* Brano selezionato:
————————

Il Comune di Avellino ha revocato in anticipo l’ordinanza che limitava la vendita di alcolici per asporto nelle ore serali, disponendo la fine delle restrizioni con il provvedimento numero 481. L’atto arriva al termine di un percorso amministrativo articolato in tre passaggi nel giro di meno di due mesi: la prima ordinanza limitava la movida ad alcune zone della città, la seconda la correggeva estendendola all’intero territorio comunale, la terza ne dispone ora la revoca anticipata.
Secondo quanto riportato nel provvedimento, la decisione nasce da un dato registrato dalla Polizia Municipale già nella terza settimana di agosto: un calo significativo dell’affluenza e delle criticità rispetto agli anni precedenti, rilevato non a stagione conclusa ma nel pieno del mese estivo.
Sul provvedimento interviene Laura Nargi, ex sindaco della città e oggi consigliere comunale di minoranza.

————————

* Dati disponibili:
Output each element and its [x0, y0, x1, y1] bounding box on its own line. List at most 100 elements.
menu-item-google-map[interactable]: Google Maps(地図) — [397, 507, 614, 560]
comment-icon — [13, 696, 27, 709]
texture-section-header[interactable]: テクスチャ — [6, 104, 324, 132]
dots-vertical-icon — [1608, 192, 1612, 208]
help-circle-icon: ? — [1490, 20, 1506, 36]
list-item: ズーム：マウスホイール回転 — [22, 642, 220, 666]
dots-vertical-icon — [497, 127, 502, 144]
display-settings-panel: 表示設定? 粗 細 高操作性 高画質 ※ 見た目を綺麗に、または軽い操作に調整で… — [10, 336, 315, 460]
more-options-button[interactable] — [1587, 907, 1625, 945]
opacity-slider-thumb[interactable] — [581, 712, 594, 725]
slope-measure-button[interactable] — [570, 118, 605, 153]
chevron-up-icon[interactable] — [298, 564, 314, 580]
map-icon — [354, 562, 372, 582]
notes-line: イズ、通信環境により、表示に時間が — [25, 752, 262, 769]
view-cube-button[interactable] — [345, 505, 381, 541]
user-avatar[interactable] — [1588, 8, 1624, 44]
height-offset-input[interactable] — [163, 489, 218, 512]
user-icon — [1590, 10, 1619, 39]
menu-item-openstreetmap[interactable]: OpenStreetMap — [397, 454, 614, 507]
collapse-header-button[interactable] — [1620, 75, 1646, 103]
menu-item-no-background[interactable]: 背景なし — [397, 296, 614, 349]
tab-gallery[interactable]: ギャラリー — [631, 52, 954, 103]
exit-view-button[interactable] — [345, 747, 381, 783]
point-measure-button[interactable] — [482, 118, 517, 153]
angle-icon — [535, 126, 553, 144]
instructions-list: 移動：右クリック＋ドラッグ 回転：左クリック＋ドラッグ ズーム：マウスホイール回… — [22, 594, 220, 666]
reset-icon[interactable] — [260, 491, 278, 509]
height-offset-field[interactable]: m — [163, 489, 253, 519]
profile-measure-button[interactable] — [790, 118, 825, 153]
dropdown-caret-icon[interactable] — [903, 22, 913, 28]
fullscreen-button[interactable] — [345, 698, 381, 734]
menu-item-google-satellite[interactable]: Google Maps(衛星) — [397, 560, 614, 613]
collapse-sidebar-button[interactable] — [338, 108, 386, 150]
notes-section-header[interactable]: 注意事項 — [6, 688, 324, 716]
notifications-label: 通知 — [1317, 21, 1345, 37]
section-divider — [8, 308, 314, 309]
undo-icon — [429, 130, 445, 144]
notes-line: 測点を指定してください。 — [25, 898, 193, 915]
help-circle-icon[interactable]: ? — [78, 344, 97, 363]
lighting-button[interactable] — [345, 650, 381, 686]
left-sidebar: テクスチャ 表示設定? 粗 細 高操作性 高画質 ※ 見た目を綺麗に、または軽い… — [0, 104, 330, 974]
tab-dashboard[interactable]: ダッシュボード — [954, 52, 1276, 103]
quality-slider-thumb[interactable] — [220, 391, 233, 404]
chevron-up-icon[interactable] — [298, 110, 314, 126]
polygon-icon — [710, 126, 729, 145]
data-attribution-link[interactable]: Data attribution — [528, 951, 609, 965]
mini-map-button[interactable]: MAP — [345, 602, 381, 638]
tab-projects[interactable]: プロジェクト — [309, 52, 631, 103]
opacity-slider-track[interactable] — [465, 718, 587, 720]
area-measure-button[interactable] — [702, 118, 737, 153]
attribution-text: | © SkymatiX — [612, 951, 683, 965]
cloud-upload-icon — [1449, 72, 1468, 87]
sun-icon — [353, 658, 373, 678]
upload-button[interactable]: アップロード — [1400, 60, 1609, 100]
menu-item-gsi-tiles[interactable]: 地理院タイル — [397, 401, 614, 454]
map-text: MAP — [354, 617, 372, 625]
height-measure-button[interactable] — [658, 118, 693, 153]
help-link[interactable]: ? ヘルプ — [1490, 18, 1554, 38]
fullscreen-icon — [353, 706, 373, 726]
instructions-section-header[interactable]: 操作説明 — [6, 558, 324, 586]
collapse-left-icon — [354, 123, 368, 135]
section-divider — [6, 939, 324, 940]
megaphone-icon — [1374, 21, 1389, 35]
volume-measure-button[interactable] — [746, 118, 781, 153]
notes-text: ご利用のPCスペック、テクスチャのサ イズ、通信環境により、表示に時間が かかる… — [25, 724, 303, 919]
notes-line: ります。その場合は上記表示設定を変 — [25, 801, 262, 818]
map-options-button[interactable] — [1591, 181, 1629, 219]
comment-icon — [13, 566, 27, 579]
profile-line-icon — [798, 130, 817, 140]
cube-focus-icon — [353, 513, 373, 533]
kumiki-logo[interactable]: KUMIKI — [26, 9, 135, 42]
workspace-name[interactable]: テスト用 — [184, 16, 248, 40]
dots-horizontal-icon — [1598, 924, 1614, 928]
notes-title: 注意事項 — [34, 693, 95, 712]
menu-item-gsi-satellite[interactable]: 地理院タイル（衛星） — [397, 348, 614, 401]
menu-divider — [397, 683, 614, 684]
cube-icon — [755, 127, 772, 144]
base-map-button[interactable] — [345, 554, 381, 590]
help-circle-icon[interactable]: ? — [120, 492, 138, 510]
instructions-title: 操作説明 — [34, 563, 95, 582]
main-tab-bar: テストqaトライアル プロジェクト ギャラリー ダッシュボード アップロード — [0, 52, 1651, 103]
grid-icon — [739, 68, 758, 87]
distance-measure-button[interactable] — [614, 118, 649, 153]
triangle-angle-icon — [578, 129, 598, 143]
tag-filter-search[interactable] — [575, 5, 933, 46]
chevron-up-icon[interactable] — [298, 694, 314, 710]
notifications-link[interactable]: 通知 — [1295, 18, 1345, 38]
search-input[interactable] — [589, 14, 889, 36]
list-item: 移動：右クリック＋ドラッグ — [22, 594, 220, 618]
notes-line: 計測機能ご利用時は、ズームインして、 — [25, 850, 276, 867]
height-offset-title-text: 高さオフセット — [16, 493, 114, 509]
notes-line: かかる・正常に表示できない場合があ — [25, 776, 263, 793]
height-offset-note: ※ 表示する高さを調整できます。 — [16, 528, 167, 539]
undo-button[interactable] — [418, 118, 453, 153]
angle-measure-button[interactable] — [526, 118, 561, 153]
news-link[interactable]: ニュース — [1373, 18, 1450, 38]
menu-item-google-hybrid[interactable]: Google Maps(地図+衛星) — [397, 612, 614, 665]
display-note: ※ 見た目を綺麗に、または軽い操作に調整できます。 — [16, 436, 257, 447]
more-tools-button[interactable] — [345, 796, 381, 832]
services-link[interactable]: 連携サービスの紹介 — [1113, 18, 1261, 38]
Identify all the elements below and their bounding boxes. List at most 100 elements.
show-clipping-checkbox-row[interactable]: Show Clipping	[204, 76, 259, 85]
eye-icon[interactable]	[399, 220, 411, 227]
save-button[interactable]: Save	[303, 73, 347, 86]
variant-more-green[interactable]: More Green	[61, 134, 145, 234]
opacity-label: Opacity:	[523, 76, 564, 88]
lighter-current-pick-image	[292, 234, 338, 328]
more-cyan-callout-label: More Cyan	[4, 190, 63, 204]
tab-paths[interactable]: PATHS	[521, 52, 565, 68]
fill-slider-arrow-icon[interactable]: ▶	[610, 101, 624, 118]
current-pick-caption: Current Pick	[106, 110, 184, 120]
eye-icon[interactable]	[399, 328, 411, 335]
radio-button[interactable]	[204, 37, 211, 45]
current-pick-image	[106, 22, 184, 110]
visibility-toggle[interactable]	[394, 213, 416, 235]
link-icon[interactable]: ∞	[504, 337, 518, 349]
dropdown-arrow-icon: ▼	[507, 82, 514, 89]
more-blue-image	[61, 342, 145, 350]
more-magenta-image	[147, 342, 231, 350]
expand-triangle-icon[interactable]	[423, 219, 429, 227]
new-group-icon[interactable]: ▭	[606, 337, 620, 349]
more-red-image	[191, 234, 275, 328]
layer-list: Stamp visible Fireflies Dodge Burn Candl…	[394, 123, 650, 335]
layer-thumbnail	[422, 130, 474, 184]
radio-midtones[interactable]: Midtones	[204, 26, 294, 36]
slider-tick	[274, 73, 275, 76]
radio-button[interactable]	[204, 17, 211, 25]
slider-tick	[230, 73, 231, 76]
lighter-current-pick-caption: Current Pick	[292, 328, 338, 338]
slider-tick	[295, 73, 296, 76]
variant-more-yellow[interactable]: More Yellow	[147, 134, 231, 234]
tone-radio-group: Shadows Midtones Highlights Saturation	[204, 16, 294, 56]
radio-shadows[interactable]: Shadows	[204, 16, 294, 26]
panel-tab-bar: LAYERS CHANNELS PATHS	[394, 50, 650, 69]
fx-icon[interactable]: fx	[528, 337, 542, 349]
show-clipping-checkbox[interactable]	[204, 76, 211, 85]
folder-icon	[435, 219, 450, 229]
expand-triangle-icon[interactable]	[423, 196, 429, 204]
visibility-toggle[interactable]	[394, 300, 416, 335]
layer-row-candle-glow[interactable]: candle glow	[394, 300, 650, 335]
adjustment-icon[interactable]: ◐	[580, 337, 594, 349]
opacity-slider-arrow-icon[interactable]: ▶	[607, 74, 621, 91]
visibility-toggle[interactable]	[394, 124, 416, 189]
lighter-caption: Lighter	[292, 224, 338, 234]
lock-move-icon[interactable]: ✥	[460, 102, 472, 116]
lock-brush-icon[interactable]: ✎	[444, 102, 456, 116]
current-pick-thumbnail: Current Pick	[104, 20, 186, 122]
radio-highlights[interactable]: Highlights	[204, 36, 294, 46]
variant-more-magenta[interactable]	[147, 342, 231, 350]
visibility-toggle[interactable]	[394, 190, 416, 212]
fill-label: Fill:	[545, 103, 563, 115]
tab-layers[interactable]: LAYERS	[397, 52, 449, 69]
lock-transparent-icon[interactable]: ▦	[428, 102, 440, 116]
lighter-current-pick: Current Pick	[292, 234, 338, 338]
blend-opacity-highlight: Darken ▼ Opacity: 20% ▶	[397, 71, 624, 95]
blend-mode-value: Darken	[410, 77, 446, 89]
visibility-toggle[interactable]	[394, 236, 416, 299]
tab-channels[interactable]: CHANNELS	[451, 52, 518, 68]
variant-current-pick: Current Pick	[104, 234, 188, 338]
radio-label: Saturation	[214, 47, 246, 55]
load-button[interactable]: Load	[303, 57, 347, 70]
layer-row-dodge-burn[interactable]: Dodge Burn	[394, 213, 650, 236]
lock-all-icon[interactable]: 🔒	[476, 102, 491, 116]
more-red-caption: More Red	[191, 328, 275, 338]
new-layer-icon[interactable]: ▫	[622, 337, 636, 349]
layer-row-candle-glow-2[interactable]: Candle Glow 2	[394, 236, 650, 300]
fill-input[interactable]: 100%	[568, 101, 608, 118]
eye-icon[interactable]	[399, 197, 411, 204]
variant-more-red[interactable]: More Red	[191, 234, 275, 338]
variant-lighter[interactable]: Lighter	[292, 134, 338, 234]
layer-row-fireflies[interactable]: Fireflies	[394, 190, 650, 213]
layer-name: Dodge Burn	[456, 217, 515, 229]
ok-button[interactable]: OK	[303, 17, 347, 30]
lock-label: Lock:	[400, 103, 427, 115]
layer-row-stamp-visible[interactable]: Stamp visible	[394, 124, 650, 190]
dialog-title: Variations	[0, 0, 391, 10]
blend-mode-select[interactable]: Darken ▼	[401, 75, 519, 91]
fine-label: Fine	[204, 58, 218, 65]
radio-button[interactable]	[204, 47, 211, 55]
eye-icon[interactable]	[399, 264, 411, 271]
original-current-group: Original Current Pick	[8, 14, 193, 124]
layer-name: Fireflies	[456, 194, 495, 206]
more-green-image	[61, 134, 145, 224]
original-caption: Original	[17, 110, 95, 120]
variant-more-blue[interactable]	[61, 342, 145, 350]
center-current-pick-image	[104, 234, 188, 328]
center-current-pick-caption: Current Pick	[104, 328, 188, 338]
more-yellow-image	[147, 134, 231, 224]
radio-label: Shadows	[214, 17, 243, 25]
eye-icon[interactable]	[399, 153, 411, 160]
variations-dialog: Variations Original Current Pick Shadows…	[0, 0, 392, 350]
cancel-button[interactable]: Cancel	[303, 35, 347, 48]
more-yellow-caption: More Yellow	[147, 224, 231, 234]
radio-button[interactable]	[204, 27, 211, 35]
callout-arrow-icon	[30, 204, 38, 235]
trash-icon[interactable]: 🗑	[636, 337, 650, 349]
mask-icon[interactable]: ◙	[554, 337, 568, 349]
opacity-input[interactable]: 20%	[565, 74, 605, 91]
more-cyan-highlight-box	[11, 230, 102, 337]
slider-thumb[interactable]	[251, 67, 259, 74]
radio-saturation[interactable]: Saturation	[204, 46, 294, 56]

————————

* Compiti richiesti:
- 1) Indica il numero del provvedimento con cui il Comune di Avellino ha revocato l'ordinanza, secondo il brano sull'ordinanza di Avellino.
- 2) Riscrivi il brano sull'ordinanza di Avellino partendo da "Il Comune di" e proseguendo fino a "comunale di minoranza.", sostituendo "Polizia Municipale" con "Polizia Locale".
- 3) Prosegui il brano sull'ordinanza di Avellino a partire dalla sua ultima frase.

* Risposte ai compiti:
- 1) Il provvedimento numero 481.

- 2)
Il Comune di Avellino ha revocato in anticipo l’ordinanza che limitava la vendita di alcolici per asporto nelle ore serali, disponendo la fine delle restrizioni con il provvedimento numero 481. L’atto arriva al termine di un percorso amministrativo articolato in tre passaggi nel giro di meno di due mesi: la prima ordinanza limitava la movida ad alcune zone della città, la seconda la correggeva estendendola all’intero territorio comunale, la terza ne dispone ora la revoca anticipata.
Secondo quanto riportato nel provvedimento, la decisione nasce da un dato registrato dalla Polizia Locale già nella terza settimana di agosto: un calo significativo dell’affluenza e delle criticità rispetto agli anni precedenti, rilevato non a stagione conclusa ma nel pieno del mese estivo.
Sul provvedimento interviene Laura Nargi, ex sindaco della città e oggi consigliere comunale di minoranza.

- 3)
«Tre ordinanze dopo, almeno una cosa è chiara: quest’estate ad Avellino c’è stato un calo delle presenze rispetto agli anni precedenti, lo hanno scritto loro stessi, nero su bianco».
Nargi definisce tardivo il riconoscimento del dato: «Per fortuna se ne sono accorti, anche se adesso è un po’ troppo tardi. Con meno gente in città, l’ultima cosa di cui Avellino aveva bisogno era un’ordinanza che rischiava di scoraggiare ulteriormente la vita serale».
La consigliera solleva anche un dubbio sulla coerenza del provvedimento:
«Cosa c’entra il calo dell’affluenza con le limitazioni alla vendita per asporto di alcolici? Se servivano a tutelare sicurezza e quiete pubblica, perché vengono meno semplicemente perché ci sono meno persone?».
Per Nargi la sequenza dei tre atti, ordinanza, correzione, estensione e infine revoca anticipata, in meno di due mesi rappresenta un pasticcio amministrativo e un pessimo biglietto da visita per l’amministrazione comunale.
«Almeno una cosa, però, oggi è ufficiale», conclude Nargi: «nel cuore dell’estate l’affluenza ad Avellino era già significativamente diminuita rispetto agli anni precedenti».